The listing below should be written out exactly; please include all of it.
---------- Excerpted data ----------
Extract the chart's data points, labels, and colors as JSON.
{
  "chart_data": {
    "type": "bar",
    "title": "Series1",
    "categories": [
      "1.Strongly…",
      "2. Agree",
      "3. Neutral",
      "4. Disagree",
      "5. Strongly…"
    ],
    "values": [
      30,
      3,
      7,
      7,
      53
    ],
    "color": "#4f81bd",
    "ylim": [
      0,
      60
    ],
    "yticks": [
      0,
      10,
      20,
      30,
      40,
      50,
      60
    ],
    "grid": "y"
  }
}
----------
◆ Response
Extract the chart's data points, labels, and colors as JSON.
{
  "chart_data": {
    "type": "bar",
    "title": "Series1",
    "categories": [
      "1.Strongly…",
      "2. Agree",
      "3. Neutral",
      "4. Disagree",
      "5. Strongly…"
    ],
    "values": [
      30,
      3,
      7,
      7,
      53
    ],
    "color": "#4f81bd",
    "ylim": [
      0,
      60
    ],
    "yticks": [
      0,
      10,
      20,
      30,
      40,
      50,
      60
    ],
    "grid": "y"
  }
}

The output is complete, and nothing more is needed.